What is being asked
After locating the line that contains "Extract all readable text from this page.", quote it and all lines after it through the end of the entries, and nothing more. Pictures stay out.

Given data
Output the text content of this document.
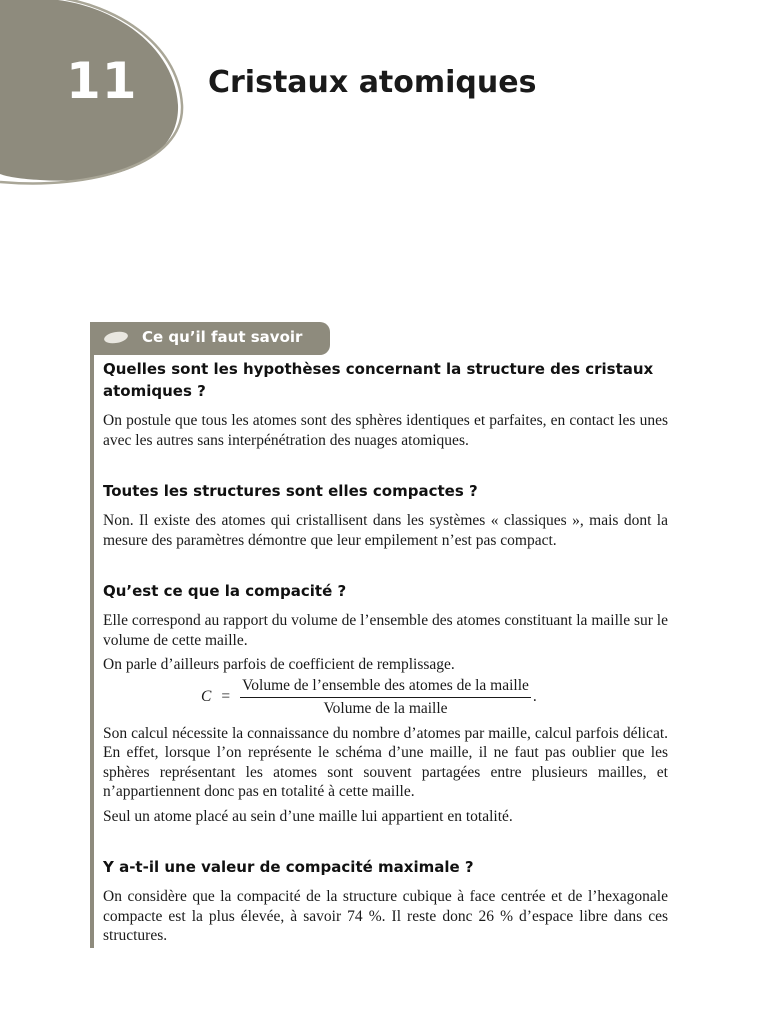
11 Cristaux atomiques
Ce qu’il faut savoir
Quelles sont les hypothèses concernant la structure des cristaux atomiques ?

On postule que tous les atomes sont des sphères identiques et parfaites, en contact les unes avec les autres sans interpénétration des nuages atomiques.

Toutes les structures sont elles compactes ?

Non. Il existe des atomes qui cristallisent dans les systèmes « classiques », mais dont la mesure des paramètres démontre que leur empilement n’est pas compact.

Qu’est ce que la compacité ?

Elle correspond au rapport du volume de l’ensemble des atomes constituant la maille sur le volume de cette maille.

On parle d’ailleurs parfois de coefficient de remplissage.

$C = \frac{\text{Volume de l’ensemble des atomes de la maille}}{\text{Volume de la maille}}$ .

Son calcul nécessite la connaissance du nombre d’atomes par maille, calcul parfois délicat. En effet, lorsque l’on représente le schéma d’une maille, il ne faut pas oublier que les sphères représentant les atomes sont souvent partagées entre plusieurs mailles, et n’appartiennent donc pas en totalité à cette maille.

Seul un atome placé au sein d’une maille lui appartient en totalité.

Y a-t-il une valeur de compacité maximale ?

On considère que la compacité de la structure cubique à face centrée et de l’hexagonale compacte est la plus élevée, à savoir 74 %. Il reste donc 26 % d’espace libre dans ces structures.
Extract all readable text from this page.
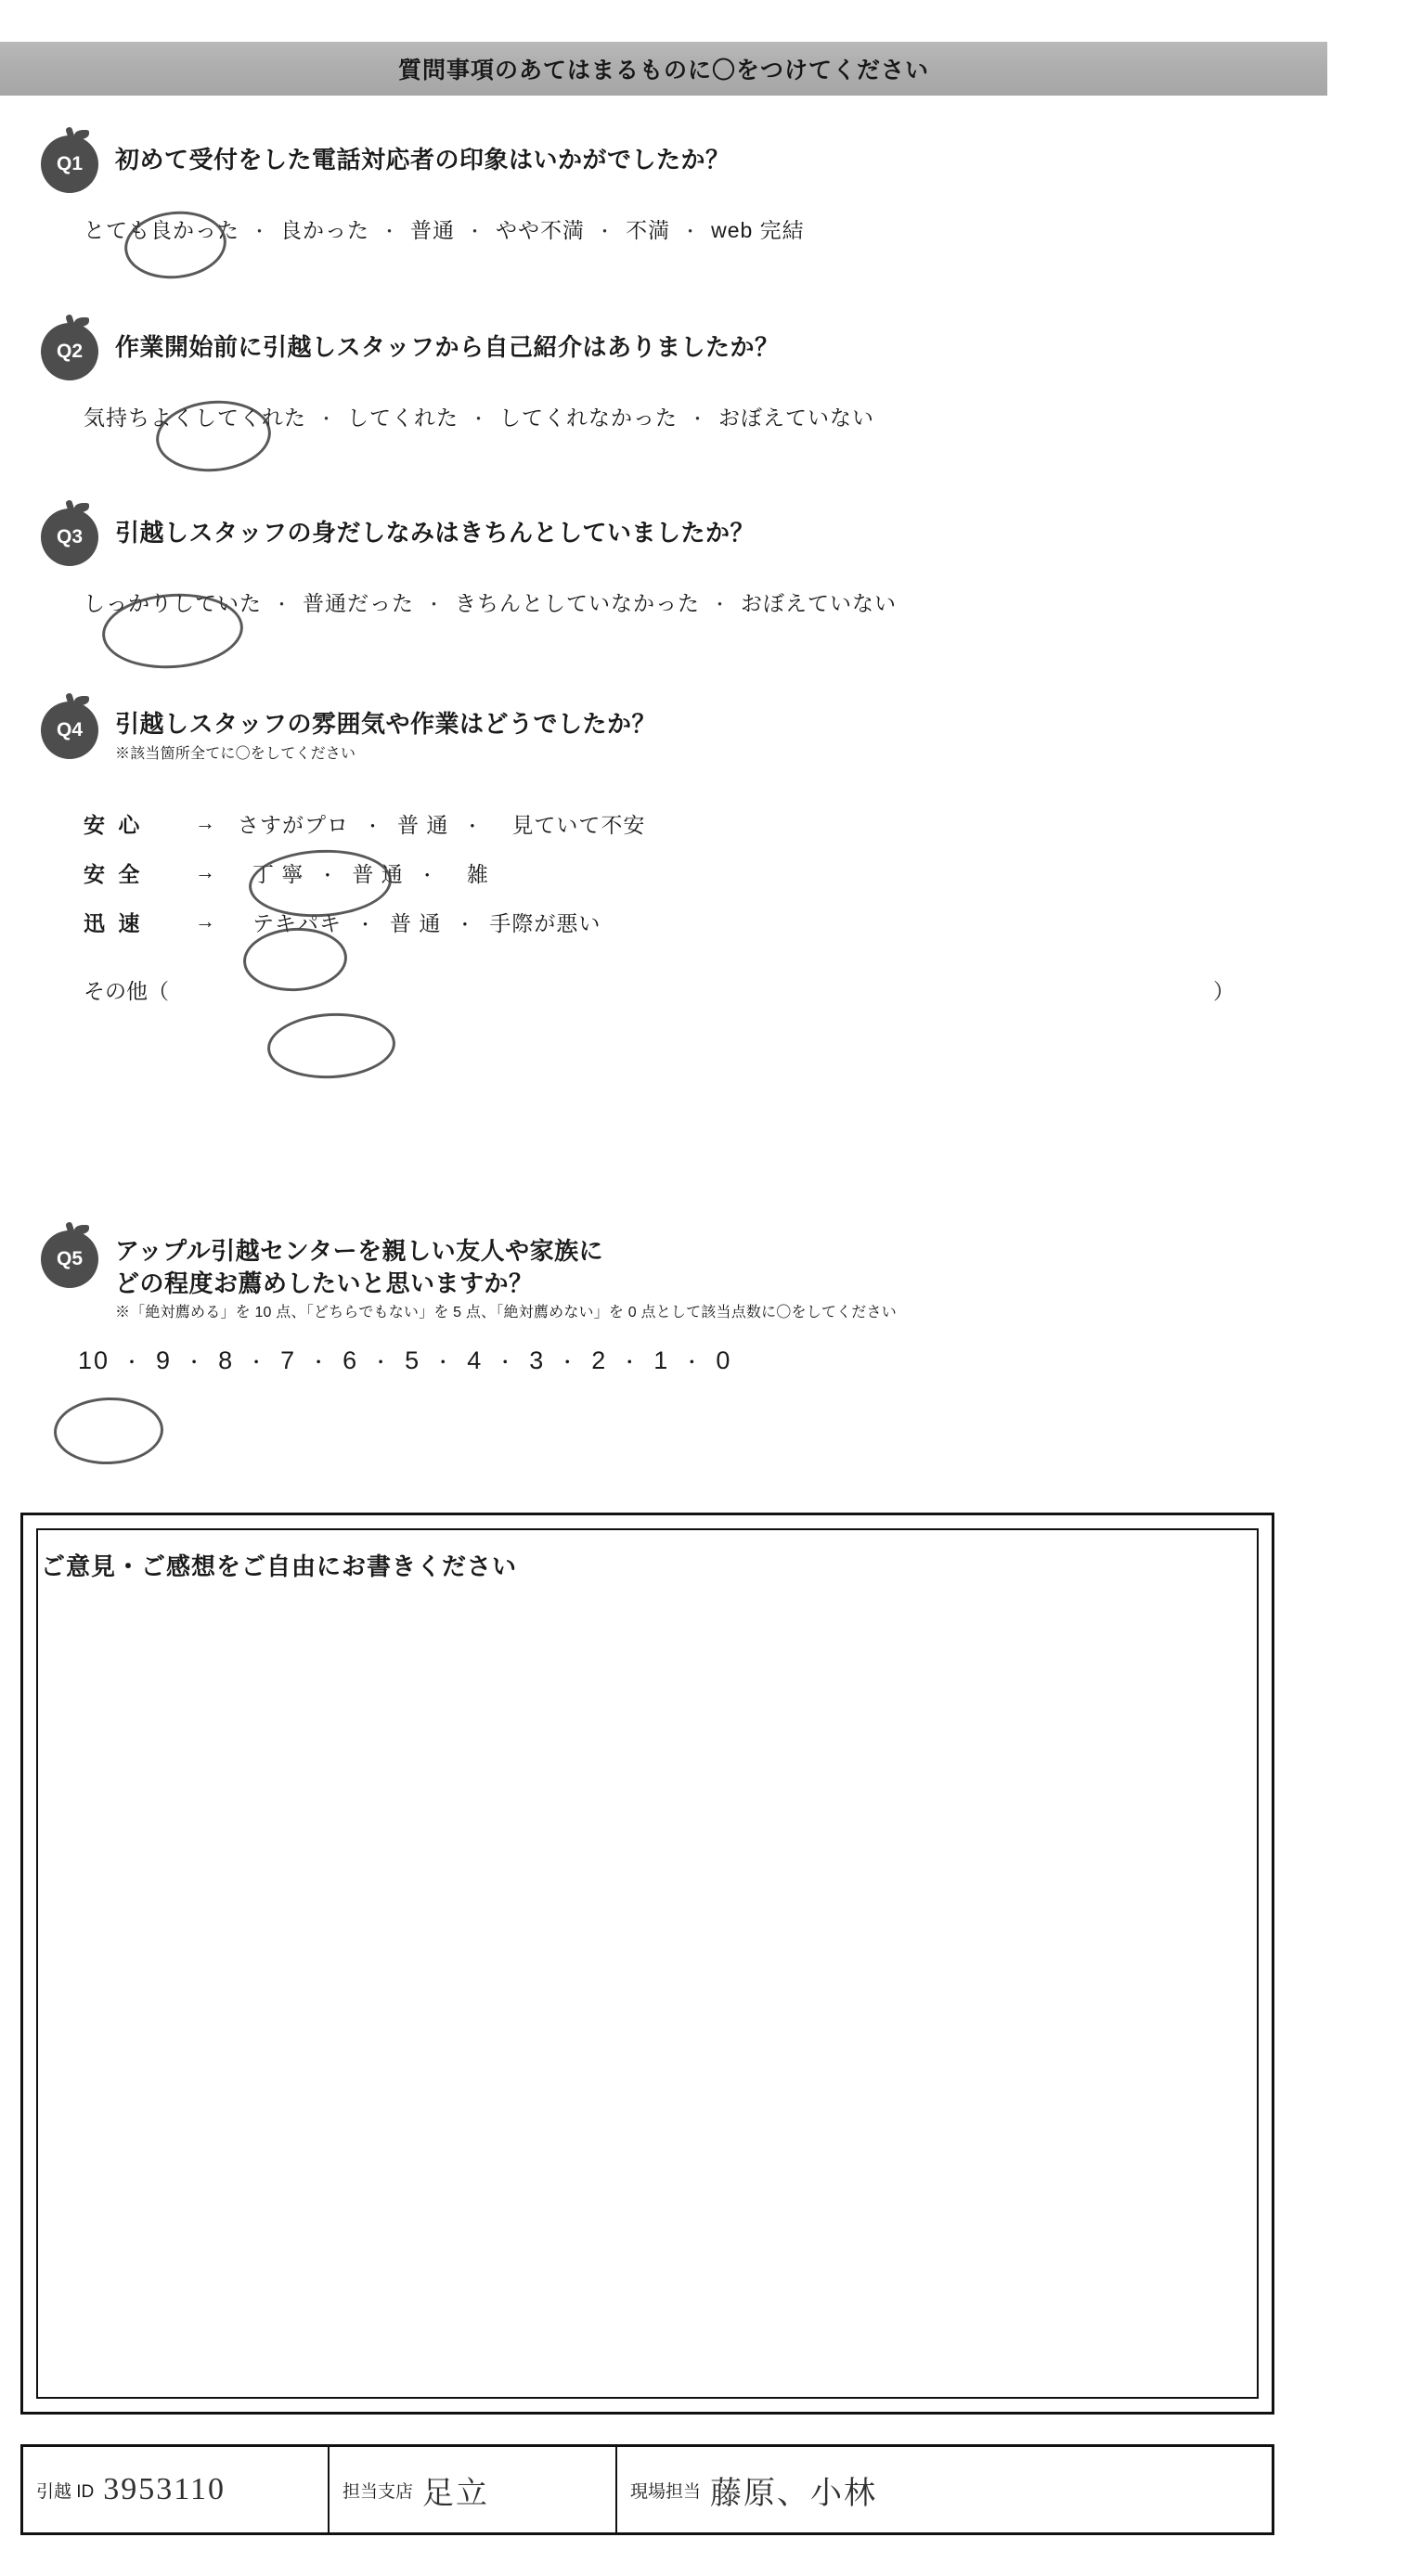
質問事項のあてはまるものに〇をつけてください
Q1	初めて受付をした電話対応者の印象はいかがでしたか？
とても良かった ・ 良かった ・ 普通 ・ やや不満 ・ 不満 ・ web 完結
Q2	作業開始前に引越しスタッフから自己紹介はありましたか？
気持ちよくしてくれた ・ してくれた ・ してくれなかった ・ おぼえていない
Q3	引越しスタッフの身だしなみはきちんとしていましたか？
しっかりしていた ・ 普通だった ・ きちんとしていなかった ・ おぼえていない
Q4	引越しスタッフの雰囲気や作業はどうでしたか？
※該当箇所全てに〇をしてください
安 心	→	さすがプロ ・ 普 通 ・ 見ていて不安
安 全	→	丁 寧 ・ 普 通 ・ 雑
迅 速	→	テキパキ ・ 普 通 ・ 手際が悪い
その他（	）
Q5	アップル引越センターを親しい友人や家族に
どの程度お薦めしたいと思いますか？
※「絶対薦める」を 10 点、「どちらでもない」を 5 点、「絶対薦めない」を 0 点として該当点数に〇をしてください
10 ・ 9 ・ 8 ・ 7 ・ 6 ・ 5 ・ 4 ・ 3 ・ 2 ・ 1 ・ 0
ご意見・ご感想をご自由にお書きください
引越 ID 3953110	担当支店 足立	現場担当 藤原、小林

Final answer
Extract all readable text from this page.
質問事項のあてはまるものに〇をつけてください
Q1	初めて受付をした電話対応者の印象はいかがでしたか？
とても良かった ・ 良かった ・ 普通 ・ やや不満 ・ 不満 ・ web 完結
Q2	作業開始前に引越しスタッフから自己紹介はありましたか？
気持ちよくしてくれた ・ してくれた ・ してくれなかった ・ おぼえていない
Q3	引越しスタッフの身だしなみはきちんとしていましたか？
しっかりしていた ・ 普通だった ・ きちんとしていなかった ・ おぼえていない
Q4	引越しスタッフの雰囲気や作業はどうでしたか？
※該当箇所全てに〇をしてください
安 心	→	さすがプロ ・ 普 通 ・ 見ていて不安
安 全	→	丁 寧 ・ 普 通 ・ 雑
迅 速	→	テキパキ ・ 普 通 ・ 手際が悪い
その他（	）
Q5	アップル引越センターを親しい友人や家族に
どの程度お薦めしたいと思いますか？
※「絶対薦める」を 10 点、「どちらでもない」を 5 点、「絶対薦めない」を 0 点として該当点数に〇をしてください
10 ・ 9 ・ 8 ・ 7 ・ 6 ・ 5 ・ 4 ・ 3 ・ 2 ・ 1 ・ 0
ご意見・ご感想をご自由にお書きください
引越 ID 3953110	担当支店 足立	現場担当 藤原、小林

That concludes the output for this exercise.